Dataset records
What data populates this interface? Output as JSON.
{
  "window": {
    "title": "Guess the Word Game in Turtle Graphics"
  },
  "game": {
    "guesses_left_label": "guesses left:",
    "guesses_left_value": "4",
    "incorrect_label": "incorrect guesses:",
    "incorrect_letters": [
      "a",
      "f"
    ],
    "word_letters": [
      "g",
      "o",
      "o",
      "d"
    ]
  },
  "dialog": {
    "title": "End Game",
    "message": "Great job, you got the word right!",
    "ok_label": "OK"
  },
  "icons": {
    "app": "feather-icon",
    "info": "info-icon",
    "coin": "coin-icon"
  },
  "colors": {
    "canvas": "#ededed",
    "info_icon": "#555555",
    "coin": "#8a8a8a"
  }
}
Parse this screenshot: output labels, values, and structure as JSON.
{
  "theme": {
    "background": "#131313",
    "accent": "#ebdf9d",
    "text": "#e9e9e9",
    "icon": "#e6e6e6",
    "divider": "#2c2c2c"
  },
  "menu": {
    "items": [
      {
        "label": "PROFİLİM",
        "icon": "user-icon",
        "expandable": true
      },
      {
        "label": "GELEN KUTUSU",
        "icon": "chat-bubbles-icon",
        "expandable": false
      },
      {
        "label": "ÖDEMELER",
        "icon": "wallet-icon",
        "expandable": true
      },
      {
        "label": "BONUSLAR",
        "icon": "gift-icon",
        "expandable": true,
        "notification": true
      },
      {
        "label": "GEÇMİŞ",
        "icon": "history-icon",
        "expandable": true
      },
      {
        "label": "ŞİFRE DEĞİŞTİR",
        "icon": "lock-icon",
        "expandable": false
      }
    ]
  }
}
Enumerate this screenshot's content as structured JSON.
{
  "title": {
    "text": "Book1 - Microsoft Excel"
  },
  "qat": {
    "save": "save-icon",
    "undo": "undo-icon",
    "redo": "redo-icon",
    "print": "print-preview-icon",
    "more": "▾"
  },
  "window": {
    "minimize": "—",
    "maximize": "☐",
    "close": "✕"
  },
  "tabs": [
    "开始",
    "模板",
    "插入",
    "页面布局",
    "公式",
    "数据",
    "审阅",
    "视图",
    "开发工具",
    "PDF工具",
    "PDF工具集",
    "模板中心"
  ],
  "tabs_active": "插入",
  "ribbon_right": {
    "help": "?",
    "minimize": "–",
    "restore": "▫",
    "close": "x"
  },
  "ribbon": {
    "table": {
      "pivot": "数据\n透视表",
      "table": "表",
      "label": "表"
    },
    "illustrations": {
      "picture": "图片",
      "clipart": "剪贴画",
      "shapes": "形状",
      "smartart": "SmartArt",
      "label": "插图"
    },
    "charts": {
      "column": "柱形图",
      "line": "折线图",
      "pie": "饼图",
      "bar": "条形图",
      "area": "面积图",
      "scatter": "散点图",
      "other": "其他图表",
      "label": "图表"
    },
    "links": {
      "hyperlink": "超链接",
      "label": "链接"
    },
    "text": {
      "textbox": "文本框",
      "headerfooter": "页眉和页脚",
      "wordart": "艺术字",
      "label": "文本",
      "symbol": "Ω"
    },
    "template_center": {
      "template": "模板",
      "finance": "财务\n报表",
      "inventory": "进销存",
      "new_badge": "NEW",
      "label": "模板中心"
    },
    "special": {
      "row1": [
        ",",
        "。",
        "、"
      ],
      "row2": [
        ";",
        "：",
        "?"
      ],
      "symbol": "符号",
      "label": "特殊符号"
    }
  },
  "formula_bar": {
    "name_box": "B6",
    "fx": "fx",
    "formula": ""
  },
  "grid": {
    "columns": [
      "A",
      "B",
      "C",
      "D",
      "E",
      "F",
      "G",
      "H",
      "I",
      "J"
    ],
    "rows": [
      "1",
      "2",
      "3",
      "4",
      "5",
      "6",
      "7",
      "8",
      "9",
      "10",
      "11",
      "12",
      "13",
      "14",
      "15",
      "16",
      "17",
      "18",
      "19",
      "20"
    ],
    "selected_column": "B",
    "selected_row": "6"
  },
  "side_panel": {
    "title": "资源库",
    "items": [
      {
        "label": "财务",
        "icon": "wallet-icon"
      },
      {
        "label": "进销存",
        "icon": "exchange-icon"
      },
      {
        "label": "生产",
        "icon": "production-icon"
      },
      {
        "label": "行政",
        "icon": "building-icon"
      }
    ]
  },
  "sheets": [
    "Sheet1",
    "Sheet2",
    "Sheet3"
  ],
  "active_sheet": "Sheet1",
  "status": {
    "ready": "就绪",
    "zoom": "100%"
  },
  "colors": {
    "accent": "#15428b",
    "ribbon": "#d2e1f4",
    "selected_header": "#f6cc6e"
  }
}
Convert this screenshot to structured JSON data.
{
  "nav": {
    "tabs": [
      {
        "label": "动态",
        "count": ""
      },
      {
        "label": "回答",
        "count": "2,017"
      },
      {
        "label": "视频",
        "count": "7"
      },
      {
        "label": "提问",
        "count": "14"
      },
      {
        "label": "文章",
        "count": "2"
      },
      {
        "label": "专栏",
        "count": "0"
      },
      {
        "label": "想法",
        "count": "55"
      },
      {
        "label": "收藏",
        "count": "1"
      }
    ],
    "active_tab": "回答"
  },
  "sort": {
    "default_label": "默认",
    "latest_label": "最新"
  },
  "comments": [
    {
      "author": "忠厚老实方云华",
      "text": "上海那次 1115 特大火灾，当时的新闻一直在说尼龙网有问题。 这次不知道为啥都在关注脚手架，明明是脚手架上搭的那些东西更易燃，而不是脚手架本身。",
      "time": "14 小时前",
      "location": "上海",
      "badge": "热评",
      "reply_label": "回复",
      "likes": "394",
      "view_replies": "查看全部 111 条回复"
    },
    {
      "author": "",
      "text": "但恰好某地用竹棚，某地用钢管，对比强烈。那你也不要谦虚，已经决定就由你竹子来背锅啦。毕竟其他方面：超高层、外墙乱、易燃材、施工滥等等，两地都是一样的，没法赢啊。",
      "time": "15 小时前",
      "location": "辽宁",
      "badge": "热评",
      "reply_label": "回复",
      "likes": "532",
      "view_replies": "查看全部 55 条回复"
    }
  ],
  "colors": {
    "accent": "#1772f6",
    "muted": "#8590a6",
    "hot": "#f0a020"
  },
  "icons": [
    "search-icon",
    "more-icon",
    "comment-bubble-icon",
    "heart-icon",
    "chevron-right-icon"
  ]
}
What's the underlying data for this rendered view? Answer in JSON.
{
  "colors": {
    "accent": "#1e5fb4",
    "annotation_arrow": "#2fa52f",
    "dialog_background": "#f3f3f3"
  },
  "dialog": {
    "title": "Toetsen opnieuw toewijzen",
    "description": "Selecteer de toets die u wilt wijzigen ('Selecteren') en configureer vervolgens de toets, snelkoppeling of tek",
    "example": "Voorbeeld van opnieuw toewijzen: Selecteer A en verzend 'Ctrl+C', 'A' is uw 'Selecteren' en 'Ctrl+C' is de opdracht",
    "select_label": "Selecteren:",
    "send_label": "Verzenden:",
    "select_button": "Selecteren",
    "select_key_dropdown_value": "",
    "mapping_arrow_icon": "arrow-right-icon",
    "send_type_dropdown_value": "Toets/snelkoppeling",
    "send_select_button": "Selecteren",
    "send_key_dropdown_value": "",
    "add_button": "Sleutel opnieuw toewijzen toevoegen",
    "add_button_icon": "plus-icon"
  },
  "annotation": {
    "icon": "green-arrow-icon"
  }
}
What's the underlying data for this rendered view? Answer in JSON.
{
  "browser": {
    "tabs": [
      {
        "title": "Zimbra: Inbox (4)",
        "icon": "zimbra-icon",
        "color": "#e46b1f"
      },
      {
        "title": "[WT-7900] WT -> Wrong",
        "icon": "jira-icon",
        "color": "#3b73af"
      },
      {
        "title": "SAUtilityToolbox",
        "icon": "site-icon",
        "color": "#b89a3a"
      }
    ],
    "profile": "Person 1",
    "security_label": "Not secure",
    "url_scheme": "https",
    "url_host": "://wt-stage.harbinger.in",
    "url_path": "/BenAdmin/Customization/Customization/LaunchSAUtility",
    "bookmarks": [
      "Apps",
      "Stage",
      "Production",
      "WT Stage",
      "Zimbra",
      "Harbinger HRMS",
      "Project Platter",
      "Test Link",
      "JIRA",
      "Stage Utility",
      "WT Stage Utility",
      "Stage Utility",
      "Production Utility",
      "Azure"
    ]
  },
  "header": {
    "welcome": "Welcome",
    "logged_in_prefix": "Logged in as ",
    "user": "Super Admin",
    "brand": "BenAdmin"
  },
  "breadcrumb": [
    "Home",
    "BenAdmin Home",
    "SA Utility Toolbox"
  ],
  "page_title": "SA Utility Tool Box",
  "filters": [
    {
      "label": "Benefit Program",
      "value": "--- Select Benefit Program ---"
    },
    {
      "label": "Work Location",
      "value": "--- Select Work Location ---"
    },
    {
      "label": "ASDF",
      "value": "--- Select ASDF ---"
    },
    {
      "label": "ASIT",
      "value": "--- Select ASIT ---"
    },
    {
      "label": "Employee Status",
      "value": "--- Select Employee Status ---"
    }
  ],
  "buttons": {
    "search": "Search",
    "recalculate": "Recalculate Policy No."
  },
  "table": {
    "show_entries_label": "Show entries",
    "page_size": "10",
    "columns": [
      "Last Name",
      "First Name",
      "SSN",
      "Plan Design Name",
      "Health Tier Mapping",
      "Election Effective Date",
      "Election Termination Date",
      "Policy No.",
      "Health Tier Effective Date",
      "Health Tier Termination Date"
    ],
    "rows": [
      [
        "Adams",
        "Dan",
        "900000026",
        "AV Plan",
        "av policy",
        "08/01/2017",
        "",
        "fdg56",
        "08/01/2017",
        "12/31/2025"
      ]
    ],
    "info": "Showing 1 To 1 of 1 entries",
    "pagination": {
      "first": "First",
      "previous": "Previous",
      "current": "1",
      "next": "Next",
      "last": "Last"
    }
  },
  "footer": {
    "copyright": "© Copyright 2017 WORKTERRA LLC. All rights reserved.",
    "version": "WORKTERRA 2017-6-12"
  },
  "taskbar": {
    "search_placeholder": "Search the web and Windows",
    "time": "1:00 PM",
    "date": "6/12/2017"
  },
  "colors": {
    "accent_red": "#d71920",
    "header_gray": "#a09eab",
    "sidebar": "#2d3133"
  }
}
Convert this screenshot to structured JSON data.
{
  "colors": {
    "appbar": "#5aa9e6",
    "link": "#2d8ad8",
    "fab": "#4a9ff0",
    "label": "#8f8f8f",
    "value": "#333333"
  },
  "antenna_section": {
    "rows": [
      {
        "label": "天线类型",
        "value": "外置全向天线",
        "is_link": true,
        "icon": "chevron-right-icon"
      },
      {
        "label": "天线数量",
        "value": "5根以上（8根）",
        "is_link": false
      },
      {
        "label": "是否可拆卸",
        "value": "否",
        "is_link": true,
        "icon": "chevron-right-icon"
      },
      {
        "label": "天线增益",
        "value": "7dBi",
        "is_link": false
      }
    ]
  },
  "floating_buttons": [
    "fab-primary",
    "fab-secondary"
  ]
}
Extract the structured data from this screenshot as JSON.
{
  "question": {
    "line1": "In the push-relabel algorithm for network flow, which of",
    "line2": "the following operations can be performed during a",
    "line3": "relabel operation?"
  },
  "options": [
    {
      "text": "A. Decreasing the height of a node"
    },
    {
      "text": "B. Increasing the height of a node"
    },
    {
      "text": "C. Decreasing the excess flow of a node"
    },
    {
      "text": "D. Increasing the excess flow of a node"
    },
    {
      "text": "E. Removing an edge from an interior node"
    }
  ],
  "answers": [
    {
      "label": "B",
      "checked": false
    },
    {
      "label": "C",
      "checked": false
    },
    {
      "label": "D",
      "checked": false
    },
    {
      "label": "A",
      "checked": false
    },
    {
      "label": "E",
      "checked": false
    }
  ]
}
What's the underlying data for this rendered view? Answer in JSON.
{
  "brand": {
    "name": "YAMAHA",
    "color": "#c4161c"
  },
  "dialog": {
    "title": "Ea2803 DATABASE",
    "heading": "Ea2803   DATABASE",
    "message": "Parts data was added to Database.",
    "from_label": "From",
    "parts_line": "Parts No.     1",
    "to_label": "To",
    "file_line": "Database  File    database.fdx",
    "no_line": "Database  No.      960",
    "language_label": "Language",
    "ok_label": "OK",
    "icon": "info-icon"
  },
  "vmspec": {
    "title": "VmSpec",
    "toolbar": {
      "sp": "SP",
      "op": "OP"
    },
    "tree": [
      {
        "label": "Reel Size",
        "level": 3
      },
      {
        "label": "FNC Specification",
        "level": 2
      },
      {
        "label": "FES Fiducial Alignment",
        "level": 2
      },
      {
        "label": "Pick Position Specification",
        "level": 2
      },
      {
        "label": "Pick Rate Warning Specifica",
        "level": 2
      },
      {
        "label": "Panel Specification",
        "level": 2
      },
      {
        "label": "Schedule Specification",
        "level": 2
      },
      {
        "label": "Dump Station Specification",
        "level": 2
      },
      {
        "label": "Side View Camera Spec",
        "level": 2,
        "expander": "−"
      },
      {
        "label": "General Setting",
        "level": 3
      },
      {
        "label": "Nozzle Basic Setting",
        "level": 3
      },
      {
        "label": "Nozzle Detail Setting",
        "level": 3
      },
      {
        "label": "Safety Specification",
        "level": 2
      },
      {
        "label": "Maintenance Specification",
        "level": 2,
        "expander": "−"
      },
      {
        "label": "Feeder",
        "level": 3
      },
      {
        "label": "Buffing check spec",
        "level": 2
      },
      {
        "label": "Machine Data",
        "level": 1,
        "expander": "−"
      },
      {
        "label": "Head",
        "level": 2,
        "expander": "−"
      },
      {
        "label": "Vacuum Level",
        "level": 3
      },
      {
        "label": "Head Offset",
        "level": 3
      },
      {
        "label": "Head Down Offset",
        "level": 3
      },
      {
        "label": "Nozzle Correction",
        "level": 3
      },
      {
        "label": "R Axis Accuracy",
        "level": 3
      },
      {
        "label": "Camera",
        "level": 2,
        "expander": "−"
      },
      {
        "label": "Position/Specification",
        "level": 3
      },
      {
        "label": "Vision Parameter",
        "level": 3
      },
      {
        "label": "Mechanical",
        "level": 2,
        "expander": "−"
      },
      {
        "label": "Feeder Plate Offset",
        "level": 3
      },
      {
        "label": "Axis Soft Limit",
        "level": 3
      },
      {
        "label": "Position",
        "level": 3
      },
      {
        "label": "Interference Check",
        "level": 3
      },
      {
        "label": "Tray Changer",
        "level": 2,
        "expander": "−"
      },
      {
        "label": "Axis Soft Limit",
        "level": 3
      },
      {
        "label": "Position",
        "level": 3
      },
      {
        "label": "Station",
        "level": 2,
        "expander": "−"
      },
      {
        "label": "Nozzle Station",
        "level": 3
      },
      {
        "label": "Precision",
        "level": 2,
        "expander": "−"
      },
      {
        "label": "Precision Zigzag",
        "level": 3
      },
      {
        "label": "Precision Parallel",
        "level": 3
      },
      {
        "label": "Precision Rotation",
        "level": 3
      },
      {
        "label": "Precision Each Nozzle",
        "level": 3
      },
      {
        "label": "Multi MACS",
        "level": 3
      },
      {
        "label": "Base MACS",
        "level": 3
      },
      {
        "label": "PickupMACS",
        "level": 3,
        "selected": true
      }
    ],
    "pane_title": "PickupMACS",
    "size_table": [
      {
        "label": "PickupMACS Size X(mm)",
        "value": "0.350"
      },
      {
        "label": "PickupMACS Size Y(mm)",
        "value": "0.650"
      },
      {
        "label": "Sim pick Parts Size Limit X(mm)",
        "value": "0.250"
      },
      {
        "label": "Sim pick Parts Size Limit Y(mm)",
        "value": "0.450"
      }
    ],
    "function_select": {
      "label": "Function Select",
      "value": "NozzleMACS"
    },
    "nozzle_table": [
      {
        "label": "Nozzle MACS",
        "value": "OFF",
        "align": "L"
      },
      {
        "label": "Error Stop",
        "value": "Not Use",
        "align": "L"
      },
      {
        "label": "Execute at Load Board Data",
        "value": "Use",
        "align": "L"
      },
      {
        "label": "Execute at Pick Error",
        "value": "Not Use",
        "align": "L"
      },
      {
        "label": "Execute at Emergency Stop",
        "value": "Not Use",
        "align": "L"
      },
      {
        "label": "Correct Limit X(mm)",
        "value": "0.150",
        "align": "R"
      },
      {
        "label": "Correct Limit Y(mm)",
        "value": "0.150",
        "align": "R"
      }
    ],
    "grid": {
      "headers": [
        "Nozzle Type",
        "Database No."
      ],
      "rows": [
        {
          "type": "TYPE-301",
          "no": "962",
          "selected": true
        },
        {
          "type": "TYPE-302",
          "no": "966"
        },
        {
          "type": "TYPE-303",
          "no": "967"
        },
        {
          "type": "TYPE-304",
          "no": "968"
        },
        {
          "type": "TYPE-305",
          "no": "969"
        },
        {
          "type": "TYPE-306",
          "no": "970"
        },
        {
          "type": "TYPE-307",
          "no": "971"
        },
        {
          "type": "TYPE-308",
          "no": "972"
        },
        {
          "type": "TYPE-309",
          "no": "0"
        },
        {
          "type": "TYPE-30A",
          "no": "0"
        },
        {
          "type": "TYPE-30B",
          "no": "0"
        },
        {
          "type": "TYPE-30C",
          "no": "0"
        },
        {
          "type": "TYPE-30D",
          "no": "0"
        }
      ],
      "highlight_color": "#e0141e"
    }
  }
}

■ REQUIRED TASK
Pick out each line in the material containing "Selecteren".

■ FULL ANSWER
    "description": "Selecteer de toets die u wilt wijzigen ('Selecteren') en configureer vervolgens de toets, snelkoppeling of tek",
    "example": "Voorbeeld van opnieuw toewijzen: Selecteer A en verzend 'Ctrl+C', 'A' is uw 'Selecteren' en 'Ctrl+C' is de opdracht",
    "select_label": "Selecteren:",
    "select_button": "Selecteren",
    "send_select_button": "Selecteren",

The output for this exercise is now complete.